Print the data exactly as it is given, please.
··· Entries
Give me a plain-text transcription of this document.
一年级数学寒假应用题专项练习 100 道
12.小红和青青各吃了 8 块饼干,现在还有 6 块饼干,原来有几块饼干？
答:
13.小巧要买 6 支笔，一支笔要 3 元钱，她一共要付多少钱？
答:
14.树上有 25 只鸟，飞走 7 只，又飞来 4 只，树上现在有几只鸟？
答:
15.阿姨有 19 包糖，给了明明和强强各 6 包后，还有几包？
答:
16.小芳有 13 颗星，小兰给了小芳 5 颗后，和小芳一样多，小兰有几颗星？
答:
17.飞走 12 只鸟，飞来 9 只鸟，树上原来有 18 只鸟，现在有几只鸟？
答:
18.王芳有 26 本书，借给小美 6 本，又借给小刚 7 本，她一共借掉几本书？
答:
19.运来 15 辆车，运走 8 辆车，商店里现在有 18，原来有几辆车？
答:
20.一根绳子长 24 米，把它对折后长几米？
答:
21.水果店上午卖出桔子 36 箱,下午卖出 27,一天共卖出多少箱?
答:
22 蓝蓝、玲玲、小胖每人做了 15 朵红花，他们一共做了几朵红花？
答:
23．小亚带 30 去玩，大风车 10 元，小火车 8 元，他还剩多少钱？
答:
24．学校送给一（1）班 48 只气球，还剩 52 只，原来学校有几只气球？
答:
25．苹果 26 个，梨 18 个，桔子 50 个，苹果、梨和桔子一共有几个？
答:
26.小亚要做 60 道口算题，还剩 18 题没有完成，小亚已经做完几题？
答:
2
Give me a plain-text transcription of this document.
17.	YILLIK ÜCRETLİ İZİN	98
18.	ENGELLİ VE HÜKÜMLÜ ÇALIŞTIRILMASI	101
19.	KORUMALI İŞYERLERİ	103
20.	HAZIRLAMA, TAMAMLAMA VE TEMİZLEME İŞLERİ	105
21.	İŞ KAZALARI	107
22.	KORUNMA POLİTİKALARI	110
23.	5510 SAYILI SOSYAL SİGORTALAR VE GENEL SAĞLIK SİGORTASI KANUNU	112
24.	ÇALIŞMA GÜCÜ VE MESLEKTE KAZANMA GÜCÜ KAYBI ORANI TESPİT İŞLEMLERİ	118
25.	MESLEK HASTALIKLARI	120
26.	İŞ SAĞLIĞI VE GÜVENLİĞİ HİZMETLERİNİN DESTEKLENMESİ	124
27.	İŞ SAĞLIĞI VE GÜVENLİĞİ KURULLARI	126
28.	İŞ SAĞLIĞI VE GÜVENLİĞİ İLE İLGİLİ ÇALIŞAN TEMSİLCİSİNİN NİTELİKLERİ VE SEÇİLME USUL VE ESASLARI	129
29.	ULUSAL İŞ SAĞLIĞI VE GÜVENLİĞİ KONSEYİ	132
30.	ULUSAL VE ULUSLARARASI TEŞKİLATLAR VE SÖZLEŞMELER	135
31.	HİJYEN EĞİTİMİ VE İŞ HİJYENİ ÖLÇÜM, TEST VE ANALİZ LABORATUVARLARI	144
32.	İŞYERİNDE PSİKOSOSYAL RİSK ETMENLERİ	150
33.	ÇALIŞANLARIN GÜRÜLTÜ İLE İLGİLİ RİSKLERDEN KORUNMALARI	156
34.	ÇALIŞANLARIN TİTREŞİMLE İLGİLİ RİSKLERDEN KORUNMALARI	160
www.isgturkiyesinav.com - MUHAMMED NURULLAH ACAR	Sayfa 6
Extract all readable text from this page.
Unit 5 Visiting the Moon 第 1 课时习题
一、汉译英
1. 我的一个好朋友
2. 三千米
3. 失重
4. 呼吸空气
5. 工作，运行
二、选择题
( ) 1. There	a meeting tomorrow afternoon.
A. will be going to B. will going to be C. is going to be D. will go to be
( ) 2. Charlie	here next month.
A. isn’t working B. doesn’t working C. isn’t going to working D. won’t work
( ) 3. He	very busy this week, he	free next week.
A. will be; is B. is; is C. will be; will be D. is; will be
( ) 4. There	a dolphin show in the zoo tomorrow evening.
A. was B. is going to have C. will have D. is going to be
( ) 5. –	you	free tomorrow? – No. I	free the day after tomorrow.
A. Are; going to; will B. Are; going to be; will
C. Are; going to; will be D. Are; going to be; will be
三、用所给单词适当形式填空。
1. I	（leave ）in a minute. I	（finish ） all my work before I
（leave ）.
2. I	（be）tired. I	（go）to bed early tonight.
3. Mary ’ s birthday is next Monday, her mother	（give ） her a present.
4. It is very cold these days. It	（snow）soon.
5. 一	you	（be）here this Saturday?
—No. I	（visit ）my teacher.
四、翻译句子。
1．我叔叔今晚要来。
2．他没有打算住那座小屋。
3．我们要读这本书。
······
→ Task output:
Give me a plain-text transcription of this document.
一年级数学寒假应用题专项练习 100 道
12.小红和青青各吃了 8 块饼干,现在还有 6 块饼干,原来有几块饼干？
答:
13.小巧要买 6 支笔，一支笔要 3 元钱，她一共要付多少钱？
答:
14.树上有 25 只鸟，飞走 7 只，又飞来 4 只，树上现在有几只鸟？
答:
15.阿姨有 19 包糖，给了明明和强强各 6 包后，还有几包？
答:
16.小芳有 13 颗星，小兰给了小芳 5 颗后，和小芳一样多，小兰有几颗星？
答:
17.飞走 12 只鸟，飞来 9 只鸟，树上原来有 18 只鸟，现在有几只鸟？
答:
18.王芳有 26 本书，借给小美 6 本，又借给小刚 7 本，她一共借掉几本书？
答:
19.运来 15 辆车，运走 8 辆车，商店里现在有 18，原来有几辆车？
答:
20.一根绳子长 24 米，把它对折后长几米？
答:
21.水果店上午卖出桔子 36 箱,下午卖出 27,一天共卖出多少箱?
答:
22 蓝蓝、玲玲、小胖每人做了 15 朵红花，他们一共做了几朵红花？
答:
23．小亚带 30 去玩，大风车 10 元，小火车 8 元，他还剩多少钱？
答:
24．学校送给一（1）班 48 只气球，还剩 52 只，原来学校有几只气球？
答:
25．苹果 26 个，梨 18 个，桔子 50 个，苹果、梨和桔子一共有几个？
答:
26.小亚要做 60 道口算题，还剩 18 题没有完成，小亚已经做完几题？
答:
2
Give me a plain-text transcription of this document.
17.	YILLIK ÜCRETLİ İZİN	98
18.	ENGELLİ VE HÜKÜMLÜ ÇALIŞTIRILMASI	101
19.	KORUMALI İŞYERLERİ	103
20.	HAZIRLAMA, TAMAMLAMA VE TEMİZLEME İŞLERİ	105
21.	İŞ KAZALARI	107
22.	KORUNMA POLİTİKALARI	110
23.	5510 SAYILI SOSYAL SİGORTALAR VE GENEL SAĞLIK SİGORTASI KANUNU	112
24.	ÇALIŞMA GÜCÜ VE MESLEKTE KAZANMA GÜCÜ KAYBI ORANI TESPİT İŞLEMLERİ	118
25.	MESLEK HASTALIKLARI	120
26.	İŞ SAĞLIĞI VE GÜVENLİĞİ HİZMETLERİNİN DESTEKLENMESİ	124
27.	İŞ SAĞLIĞI VE GÜVENLİĞİ KURULLARI	126
28.	İŞ SAĞLIĞI VE GÜVENLİĞİ İLE İLGİLİ ÇALIŞAN TEMSİLCİSİNİN NİTELİKLERİ VE SEÇİLME USUL VE ESASLARI	129
29.	ULUSAL İŞ SAĞLIĞI VE GÜVENLİĞİ KONSEYİ	132
30.	ULUSAL VE ULUSLARARASI TEŞKİLATLAR VE SÖZLEŞMELER	135
31.	HİJYEN EĞİTİMİ VE İŞ HİJYENİ ÖLÇÜM, TEST VE ANALİZ LABORATUVARLARI	144
32.	İŞYERİNDE PSİKOSOSYAL RİSK ETMENLERİ	150
33.	ÇALIŞANLARIN GÜRÜLTÜ İLE İLGİLİ RİSKLERDEN KORUNMALARI	156
34.	ÇALIŞANLARIN TİTREŞİMLE İLGİLİ RİSKLERDEN KORUNMALARI	160
www.isgturkiyesinav.com - MUHAMMED NURULLAH ACAR	Sayfa 6
Extract all readable text from this page.
Unit 5 Visiting the Moon 第 1 课时习题
一、汉译英
1. 我的一个好朋友
2. 三千米
3. 失重
4. 呼吸空气
5. 工作，运行
二、选择题
( ) 1. There	a meeting tomorrow afternoon.
A. will be going to B. will going to be C. is going to be D. will go to be
( ) 2. Charlie	here next month.
A. isn’t working B. doesn’t working C. isn’t going to working D. won’t work
( ) 3. He	very busy this week, he	free next week.
A. will be; is B. is; is C. will be; will be D. is; will be
( ) 4. There	a dolphin show in the zoo tomorrow evening.
A. was B. is going to have C. will have D. is going to be
( ) 5. –	you	free tomorrow? – No. I	free the day after tomorrow.
A. Are; going to; will B. Are; going to be; will
C. Are; going to; will be D. Are; going to be; will be
三、用所给单词适当形式填空。
1. I	（leave ）in a minute. I	（finish ） all my work before I
（leave ）.
2. I	（be）tired. I	（go）to bed early tonight.
3. Mary ’ s birthday is next Monday, her mother	（give ） her a present.
4. It is very cold these days. It	（snow）soon.
5. 一	you	（be）here this Saturday?
—No. I	（visit ）my teacher.
四、翻译句子。
1．我叔叔今晚要来。
2．他没有打算住那座小屋。
3．我们要读这本书。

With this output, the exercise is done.